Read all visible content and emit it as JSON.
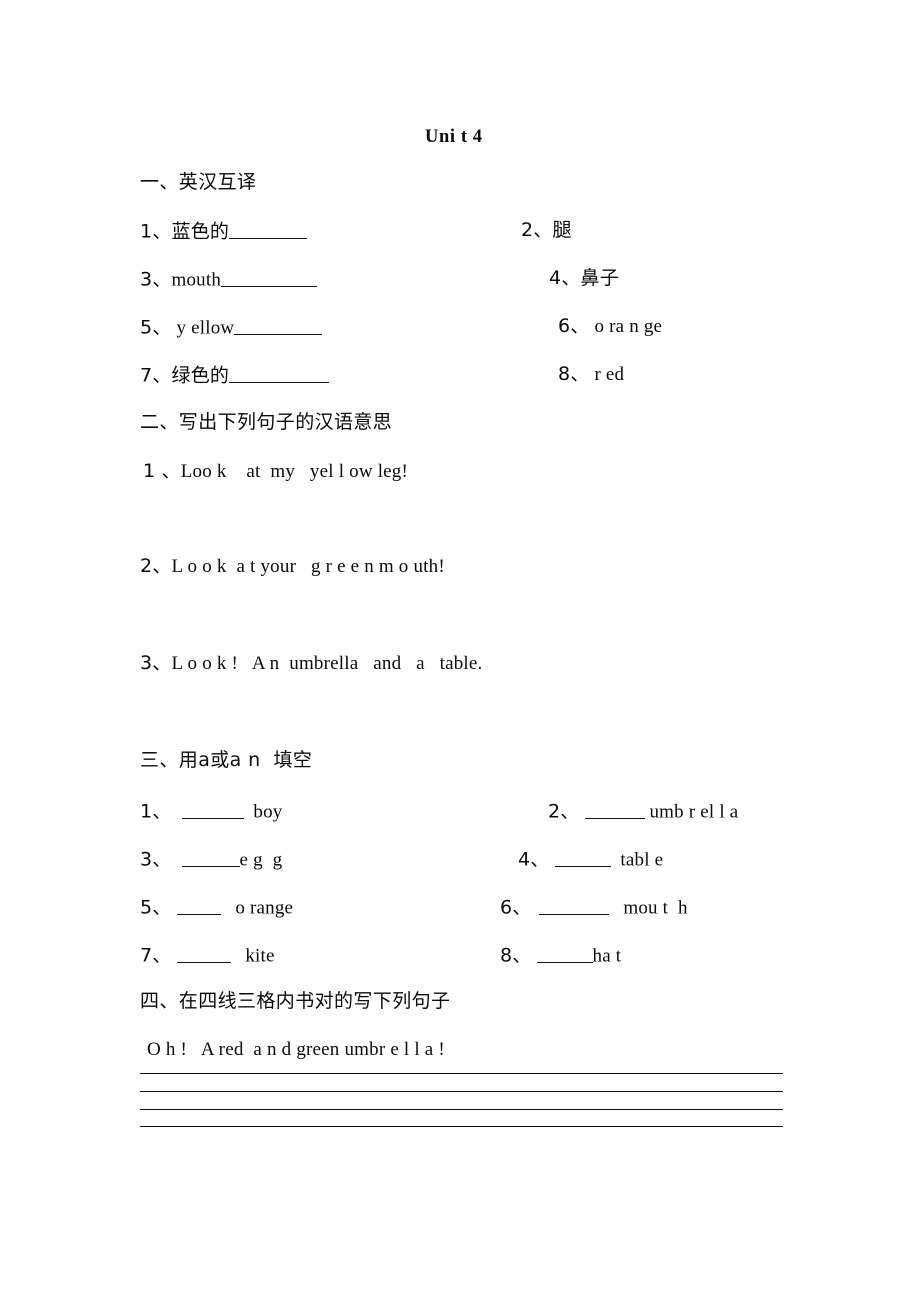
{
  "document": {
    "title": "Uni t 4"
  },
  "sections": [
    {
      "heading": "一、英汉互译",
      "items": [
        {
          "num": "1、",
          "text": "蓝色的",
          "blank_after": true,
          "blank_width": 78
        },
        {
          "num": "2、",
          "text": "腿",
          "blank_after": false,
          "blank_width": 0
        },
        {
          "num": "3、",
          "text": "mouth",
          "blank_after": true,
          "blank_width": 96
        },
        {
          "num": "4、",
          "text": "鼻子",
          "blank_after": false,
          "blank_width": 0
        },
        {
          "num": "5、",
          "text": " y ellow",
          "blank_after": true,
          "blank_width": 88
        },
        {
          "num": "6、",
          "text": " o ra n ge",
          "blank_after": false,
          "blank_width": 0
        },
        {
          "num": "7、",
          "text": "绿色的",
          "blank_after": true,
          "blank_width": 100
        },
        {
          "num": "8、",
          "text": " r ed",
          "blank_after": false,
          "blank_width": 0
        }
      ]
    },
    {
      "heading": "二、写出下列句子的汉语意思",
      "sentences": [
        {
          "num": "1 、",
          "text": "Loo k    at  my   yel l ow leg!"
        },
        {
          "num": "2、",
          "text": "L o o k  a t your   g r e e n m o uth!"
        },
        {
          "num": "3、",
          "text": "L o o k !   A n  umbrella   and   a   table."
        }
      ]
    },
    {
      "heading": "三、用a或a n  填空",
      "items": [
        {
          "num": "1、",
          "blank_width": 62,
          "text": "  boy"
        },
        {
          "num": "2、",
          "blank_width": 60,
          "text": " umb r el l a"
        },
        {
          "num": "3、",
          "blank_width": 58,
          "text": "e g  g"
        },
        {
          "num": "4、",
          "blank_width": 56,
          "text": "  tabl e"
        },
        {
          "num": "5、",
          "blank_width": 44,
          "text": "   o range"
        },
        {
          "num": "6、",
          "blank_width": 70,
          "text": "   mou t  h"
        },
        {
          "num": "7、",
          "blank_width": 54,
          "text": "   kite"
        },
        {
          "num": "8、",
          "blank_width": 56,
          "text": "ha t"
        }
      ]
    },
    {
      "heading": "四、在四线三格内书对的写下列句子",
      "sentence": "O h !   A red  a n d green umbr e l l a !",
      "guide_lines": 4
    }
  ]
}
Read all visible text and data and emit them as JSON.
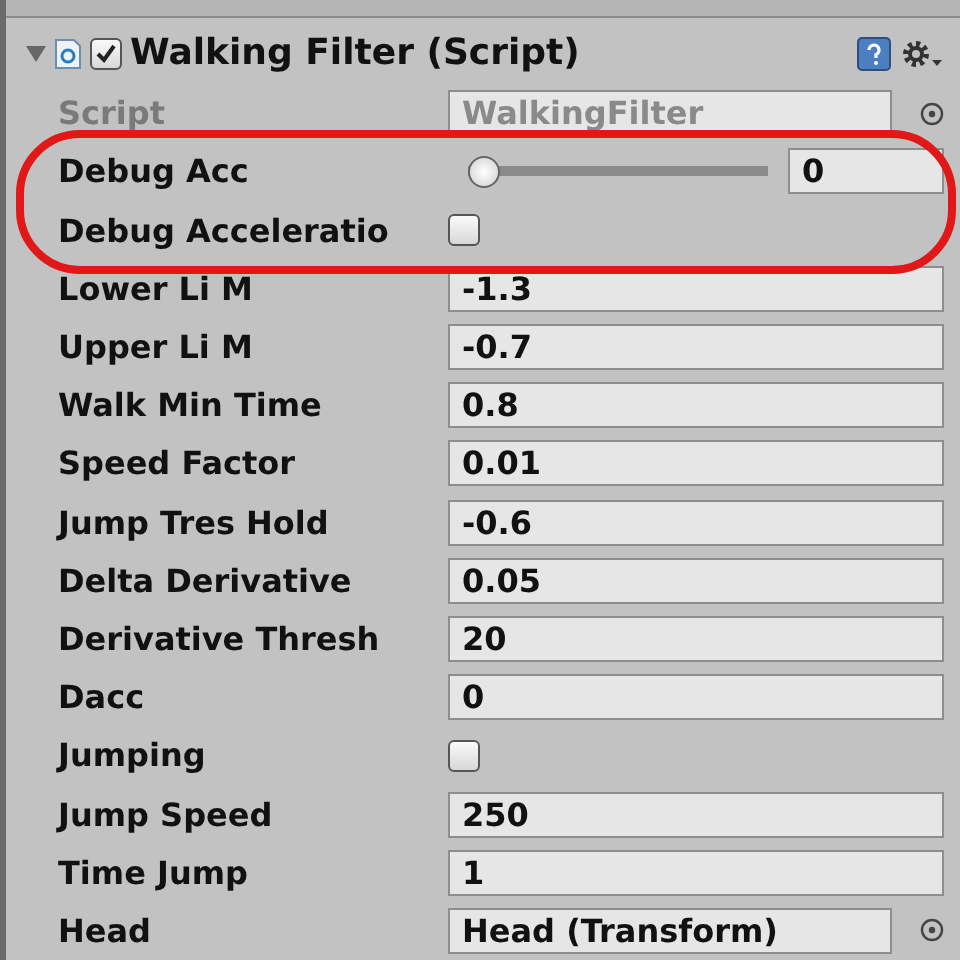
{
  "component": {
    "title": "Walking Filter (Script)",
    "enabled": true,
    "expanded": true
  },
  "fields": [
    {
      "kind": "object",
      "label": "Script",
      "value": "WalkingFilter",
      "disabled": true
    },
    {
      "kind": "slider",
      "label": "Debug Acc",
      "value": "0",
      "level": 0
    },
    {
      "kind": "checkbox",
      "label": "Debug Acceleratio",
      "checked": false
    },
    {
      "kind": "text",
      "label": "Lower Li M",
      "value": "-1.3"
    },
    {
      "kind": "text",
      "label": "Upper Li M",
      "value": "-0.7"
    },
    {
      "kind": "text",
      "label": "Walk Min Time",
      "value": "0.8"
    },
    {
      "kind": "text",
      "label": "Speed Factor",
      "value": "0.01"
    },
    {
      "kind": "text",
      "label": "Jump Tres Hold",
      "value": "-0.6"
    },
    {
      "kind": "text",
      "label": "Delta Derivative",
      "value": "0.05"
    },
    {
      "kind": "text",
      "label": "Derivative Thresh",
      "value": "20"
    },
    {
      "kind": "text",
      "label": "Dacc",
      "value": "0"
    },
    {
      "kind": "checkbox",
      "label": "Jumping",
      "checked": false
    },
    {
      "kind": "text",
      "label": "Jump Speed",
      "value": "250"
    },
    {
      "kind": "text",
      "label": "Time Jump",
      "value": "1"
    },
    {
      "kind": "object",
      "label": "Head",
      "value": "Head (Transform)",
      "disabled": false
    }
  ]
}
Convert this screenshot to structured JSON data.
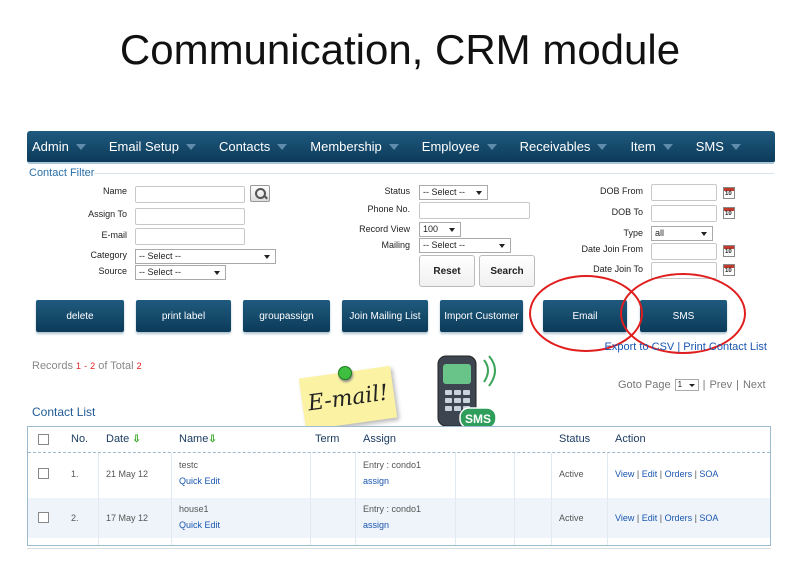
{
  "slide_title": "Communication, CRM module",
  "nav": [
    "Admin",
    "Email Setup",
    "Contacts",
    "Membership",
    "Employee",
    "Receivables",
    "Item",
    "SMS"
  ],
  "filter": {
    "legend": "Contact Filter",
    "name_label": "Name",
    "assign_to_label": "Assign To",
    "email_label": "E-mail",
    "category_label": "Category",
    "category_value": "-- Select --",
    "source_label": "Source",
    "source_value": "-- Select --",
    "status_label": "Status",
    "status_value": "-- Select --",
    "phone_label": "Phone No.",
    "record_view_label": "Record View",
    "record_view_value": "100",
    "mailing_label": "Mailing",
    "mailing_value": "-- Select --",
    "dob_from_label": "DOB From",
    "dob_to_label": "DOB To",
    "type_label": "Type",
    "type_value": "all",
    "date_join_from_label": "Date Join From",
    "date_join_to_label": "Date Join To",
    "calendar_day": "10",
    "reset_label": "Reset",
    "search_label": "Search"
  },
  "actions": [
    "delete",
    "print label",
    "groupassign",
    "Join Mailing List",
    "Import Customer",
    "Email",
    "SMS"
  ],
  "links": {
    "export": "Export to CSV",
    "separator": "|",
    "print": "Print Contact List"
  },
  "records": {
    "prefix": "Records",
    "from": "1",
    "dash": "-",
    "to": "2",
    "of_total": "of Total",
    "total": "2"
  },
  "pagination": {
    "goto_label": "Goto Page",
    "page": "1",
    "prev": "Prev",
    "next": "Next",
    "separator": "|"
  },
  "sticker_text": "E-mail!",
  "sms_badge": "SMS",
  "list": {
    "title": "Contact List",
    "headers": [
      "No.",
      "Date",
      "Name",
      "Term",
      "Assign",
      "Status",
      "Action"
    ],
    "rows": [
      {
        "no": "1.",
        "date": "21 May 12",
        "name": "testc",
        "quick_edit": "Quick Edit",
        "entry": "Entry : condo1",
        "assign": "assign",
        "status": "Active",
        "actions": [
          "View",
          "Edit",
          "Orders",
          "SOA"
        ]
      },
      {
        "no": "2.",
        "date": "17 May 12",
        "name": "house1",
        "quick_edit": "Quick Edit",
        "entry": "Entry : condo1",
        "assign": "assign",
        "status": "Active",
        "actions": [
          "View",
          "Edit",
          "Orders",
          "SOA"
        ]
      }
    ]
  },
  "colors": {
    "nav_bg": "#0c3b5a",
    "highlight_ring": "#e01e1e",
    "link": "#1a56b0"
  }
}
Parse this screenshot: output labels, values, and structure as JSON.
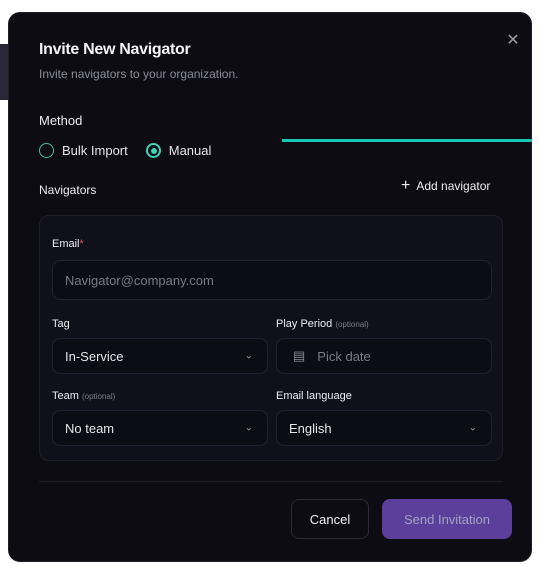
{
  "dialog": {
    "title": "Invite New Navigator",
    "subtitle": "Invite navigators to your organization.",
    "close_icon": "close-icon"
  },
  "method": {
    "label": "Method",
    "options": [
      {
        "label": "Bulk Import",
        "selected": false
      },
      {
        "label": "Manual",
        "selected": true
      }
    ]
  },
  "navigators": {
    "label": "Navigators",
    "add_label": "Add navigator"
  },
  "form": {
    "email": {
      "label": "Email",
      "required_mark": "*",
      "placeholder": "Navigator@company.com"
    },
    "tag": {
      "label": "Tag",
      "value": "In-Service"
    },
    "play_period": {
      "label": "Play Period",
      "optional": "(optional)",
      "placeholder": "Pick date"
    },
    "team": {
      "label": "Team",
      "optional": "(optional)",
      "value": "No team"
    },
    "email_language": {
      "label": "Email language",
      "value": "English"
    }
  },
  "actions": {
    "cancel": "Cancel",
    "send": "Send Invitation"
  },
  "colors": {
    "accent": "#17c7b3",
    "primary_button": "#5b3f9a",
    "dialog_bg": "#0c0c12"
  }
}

##############################

> [GIVEN INSTRUCTION] Check every line of the listing for the string "placeholder" and report how many lines have it, as a number alone.

> [EXERCISE RESULT] 2